Challenge:
For this exercise, repeat all of the material verbatim apart from its images.

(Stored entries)
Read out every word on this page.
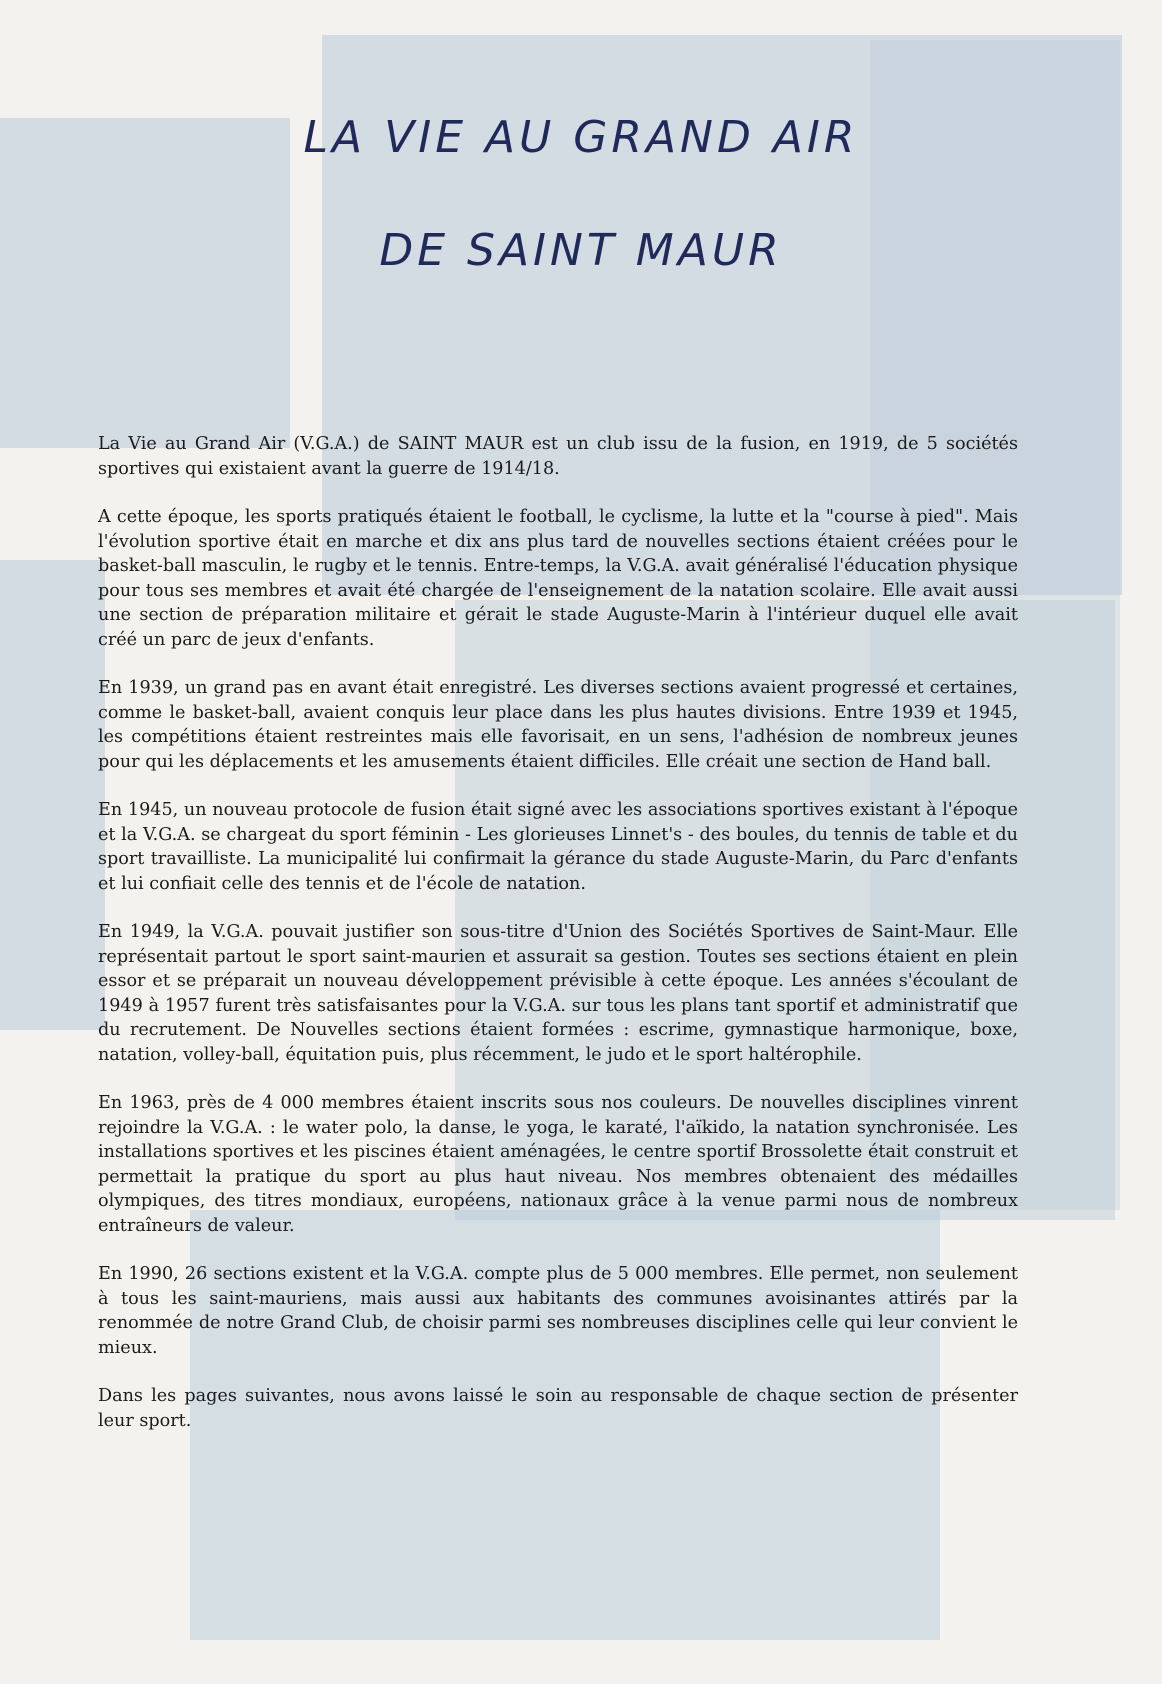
LA VIE AU GRAND AIR
DE SAINT MAUR

La Vie au Grand Air (V.G.A.) de SAINT MAUR est un club issu de la fusion, en 1919, de 5 sociétés sportives qui existaient avant la guerre de 1914/18.

A cette époque, les sports pratiqués étaient le football, le cyclisme, la lutte et la "course à pied". Mais l'évolution sportive était en marche et dix ans plus tard de nouvelles sections étaient créées pour le basket-ball masculin, le rugby et le tennis. Entre-temps, la V.G.A. avait généralisé l'éducation physique pour tous ses membres et avait été chargée de l'enseignement de la natation scolaire. Elle avait aussi une section de préparation militaire et gérait le stade Auguste-Marin à l'intérieur duquel elle avait créé un parc de jeux d'enfants.

En 1939, un grand pas en avant était enregistré. Les diverses sections avaient progressé et certaines, comme le basket-ball, avaient conquis leur place dans les plus hautes divisions. Entre 1939 et 1945, les compétitions étaient restreintes mais elle favorisait, en un sens, l'adhésion de nombreux jeunes pour qui les déplacements et les amusements étaient difficiles. Elle créait une section de Hand ball.

En 1945, un nouveau protocole de fusion était signé avec les associations sportives existant à l'époque et la V.G.A. se chargeat du sport féminin - Les glorieuses Linnet's - des boules, du tennis de table et du sport travailliste. La municipalité lui confirmait la gérance du stade Auguste-Marin, du Parc d'enfants et lui confiait celle des tennis et de l'école de natation.

En 1949, la V.G.A. pouvait justifier son sous-titre d'Union des Sociétés Sportives de Saint-Maur. Elle représentait partout le sport saint-maurien et assurait sa gestion. Toutes ses sections étaient en plein essor et se préparait un nouveau développement prévisible à cette époque. Les années s'écoulant de 1949 à 1957 furent très satisfaisantes pour la V.G.A. sur tous les plans tant sportif et administratif que du recrutement. De Nouvelles sections étaient formées : escrime, gymnastique harmonique, boxe, natation, volley-ball, équitation puis, plus récemment, le judo et le sport haltérophile.

En 1963, près de 4 000 membres étaient inscrits sous nos couleurs. De nouvelles disciplines vinrent rejoindre la V.G.A. : le water polo, la danse, le yoga, le karaté, l'aïkido, la natation synchronisée. Les installations sportives et les piscines étaient aménagées, le centre sportif Brossolette était construit et permettait la pratique du sport au plus haut niveau. Nos membres obtenaient des médailles olympiques, des titres mondiaux, européens, nationaux grâce à la venue parmi nous de nombreux entraîneurs de valeur.

En 1990, 26 sections existent et la V.G.A. compte plus de 5 000 membres. Elle permet, non seulement à tous les saint-mauriens, mais aussi aux habitants des communes avoisinantes attirés par la renommée de notre Grand Club, de choisir parmi ses nombreuses disciplines celle qui leur convient le mieux.

Dans les pages suivantes, nous avons laissé le soin au responsable de chaque section de présenter leur sport.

Exercise result:
Read out every word on this page.
LA VIE AU GRAND AIR
DE SAINT MAUR

La Vie au Grand Air (V.G.A.) de SAINT MAUR est un club issu de la fusion, en 1919, de 5 sociétés sportives qui existaient avant la guerre de 1914/18.

A cette époque, les sports pratiqués étaient le football, le cyclisme, la lutte et la "course à pied". Mais l'évolution sportive était en marche et dix ans plus tard de nouvelles sections étaient créées pour le basket-ball masculin, le rugby et le tennis. Entre-temps, la V.G.A. avait généralisé l'éducation physique pour tous ses membres et avait été chargée de l'enseignement de la natation scolaire. Elle avait aussi une section de préparation militaire et gérait le stade Auguste-Marin à l'intérieur duquel elle avait créé un parc de jeux d'enfants.

En 1939, un grand pas en avant était enregistré. Les diverses sections avaient progressé et certaines, comme le basket-ball, avaient conquis leur place dans les plus hautes divisions. Entre 1939 et 1945, les compétitions étaient restreintes mais elle favorisait, en un sens, l'adhésion de nombreux jeunes pour qui les déplacements et les amusements étaient difficiles. Elle créait une section de Hand ball.

En 1945, un nouveau protocole de fusion était signé avec les associations sportives existant à l'époque et la V.G.A. se chargeat du sport féminin - Les glorieuses Linnet's - des boules, du tennis de table et du sport travailliste. La municipalité lui confirmait la gérance du stade Auguste-Marin, du Parc d'enfants et lui confiait celle des tennis et de l'école de natation.

En 1949, la V.G.A. pouvait justifier son sous-titre d'Union des Sociétés Sportives de Saint-Maur. Elle représentait partout le sport saint-maurien et assurait sa gestion. Toutes ses sections étaient en plein essor et se préparait un nouveau développement prévisible à cette époque. Les années s'écoulant de 1949 à 1957 furent très satisfaisantes pour la V.G.A. sur tous les plans tant sportif et administratif que du recrutement. De Nouvelles sections étaient formées : escrime, gymnastique harmonique, boxe, natation, volley-ball, équitation puis, plus récemment, le judo et le sport haltérophile.

En 1963, près de 4 000 membres étaient inscrits sous nos couleurs. De nouvelles disciplines vinrent rejoindre la V.G.A. : le water polo, la danse, le yoga, le karaté, l'aïkido, la natation synchronisée. Les installations sportives et les piscines étaient aménagées, le centre sportif Brossolette était construit et permettait la pratique du sport au plus haut niveau. Nos membres obtenaient des médailles olympiques, des titres mondiaux, européens, nationaux grâce à la venue parmi nous de nombreux entraîneurs de valeur.

En 1990, 26 sections existent et la V.G.A. compte plus de 5 000 membres. Elle permet, non seulement à tous les saint-mauriens, mais aussi aux habitants des communes avoisinantes attirés par la renommée de notre Grand Club, de choisir parmi ses nombreuses disciplines celle qui leur convient le mieux.

Dans les pages suivantes, nous avons laissé le soin au responsable de chaque section de présenter leur sport.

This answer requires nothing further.